_WHAT YOU HAVE TO DO_
Identify each line in the records below that contains the word "satisfy", and copy it.

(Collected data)
········

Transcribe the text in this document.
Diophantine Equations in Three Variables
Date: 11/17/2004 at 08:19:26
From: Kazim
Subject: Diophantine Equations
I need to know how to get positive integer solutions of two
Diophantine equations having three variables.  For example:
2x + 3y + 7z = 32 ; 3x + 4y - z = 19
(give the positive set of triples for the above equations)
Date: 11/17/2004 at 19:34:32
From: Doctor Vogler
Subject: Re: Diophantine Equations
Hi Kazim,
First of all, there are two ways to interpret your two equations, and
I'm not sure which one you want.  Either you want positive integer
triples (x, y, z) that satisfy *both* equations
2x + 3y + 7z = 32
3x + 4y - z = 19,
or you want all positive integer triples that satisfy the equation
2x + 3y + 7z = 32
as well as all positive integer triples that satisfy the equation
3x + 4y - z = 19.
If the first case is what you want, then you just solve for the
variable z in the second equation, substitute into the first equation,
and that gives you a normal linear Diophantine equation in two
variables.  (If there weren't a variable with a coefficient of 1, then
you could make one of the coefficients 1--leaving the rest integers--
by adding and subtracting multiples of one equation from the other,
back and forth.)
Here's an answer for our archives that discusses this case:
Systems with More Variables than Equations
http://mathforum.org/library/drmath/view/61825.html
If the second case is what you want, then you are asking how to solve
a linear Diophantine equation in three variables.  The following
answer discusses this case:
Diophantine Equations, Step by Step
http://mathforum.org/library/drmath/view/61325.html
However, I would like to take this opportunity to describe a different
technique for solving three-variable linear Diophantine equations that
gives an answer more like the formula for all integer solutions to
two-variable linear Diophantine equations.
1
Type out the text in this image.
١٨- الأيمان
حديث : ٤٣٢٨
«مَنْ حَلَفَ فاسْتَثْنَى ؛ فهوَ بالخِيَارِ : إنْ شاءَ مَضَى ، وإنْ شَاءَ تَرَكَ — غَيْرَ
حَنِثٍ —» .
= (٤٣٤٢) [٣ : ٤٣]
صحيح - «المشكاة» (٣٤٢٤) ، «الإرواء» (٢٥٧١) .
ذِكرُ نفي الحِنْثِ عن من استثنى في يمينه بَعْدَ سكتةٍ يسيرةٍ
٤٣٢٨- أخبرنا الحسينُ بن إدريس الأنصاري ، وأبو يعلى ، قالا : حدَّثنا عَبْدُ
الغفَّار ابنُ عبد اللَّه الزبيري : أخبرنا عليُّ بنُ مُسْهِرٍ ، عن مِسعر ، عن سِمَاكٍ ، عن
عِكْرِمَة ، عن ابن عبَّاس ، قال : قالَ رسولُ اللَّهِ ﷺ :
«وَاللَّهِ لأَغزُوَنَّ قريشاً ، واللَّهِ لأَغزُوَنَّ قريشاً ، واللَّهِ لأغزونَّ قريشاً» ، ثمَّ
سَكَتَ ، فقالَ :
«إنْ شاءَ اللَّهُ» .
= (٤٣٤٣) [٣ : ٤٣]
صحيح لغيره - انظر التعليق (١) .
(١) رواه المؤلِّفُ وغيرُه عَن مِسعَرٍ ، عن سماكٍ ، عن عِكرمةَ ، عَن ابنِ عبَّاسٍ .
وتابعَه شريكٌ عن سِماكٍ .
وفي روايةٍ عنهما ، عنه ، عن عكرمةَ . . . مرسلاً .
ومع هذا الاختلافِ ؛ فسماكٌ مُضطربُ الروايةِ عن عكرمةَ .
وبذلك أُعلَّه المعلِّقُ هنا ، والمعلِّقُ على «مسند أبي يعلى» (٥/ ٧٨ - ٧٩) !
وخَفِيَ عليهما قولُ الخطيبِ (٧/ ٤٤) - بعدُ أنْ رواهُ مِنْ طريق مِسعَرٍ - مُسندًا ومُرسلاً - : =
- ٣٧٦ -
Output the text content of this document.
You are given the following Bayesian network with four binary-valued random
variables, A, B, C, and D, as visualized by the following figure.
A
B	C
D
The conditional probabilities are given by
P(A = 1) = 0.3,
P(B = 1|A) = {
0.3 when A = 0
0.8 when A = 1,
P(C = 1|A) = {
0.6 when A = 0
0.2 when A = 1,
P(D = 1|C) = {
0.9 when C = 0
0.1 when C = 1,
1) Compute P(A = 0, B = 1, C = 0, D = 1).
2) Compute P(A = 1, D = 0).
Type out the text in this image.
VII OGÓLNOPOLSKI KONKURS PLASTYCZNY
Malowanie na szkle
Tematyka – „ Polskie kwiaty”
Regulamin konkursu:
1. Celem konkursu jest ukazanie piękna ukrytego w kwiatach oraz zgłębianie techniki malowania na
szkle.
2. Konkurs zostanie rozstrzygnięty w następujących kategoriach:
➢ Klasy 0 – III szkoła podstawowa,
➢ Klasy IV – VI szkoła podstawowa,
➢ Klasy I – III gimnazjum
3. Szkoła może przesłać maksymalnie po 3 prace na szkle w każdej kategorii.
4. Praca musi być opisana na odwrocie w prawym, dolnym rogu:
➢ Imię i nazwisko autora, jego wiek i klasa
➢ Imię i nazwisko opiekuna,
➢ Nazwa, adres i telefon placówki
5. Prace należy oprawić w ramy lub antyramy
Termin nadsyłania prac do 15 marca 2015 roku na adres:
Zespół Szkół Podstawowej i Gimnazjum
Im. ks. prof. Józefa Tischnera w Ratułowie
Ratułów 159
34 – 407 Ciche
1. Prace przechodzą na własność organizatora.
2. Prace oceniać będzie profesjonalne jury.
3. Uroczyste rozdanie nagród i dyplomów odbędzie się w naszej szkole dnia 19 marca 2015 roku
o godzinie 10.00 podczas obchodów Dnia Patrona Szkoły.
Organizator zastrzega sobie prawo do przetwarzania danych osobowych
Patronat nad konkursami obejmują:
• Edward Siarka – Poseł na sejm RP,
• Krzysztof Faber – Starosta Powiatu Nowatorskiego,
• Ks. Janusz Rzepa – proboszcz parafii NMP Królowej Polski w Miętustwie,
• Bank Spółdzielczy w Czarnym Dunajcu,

········

_RESULT OF THIS TASK_
triples (x, y, z) that satisfy *both* equations
or you want all positive integer triples that satisfy the equation
as well as all positive integer triples that satisfy the equation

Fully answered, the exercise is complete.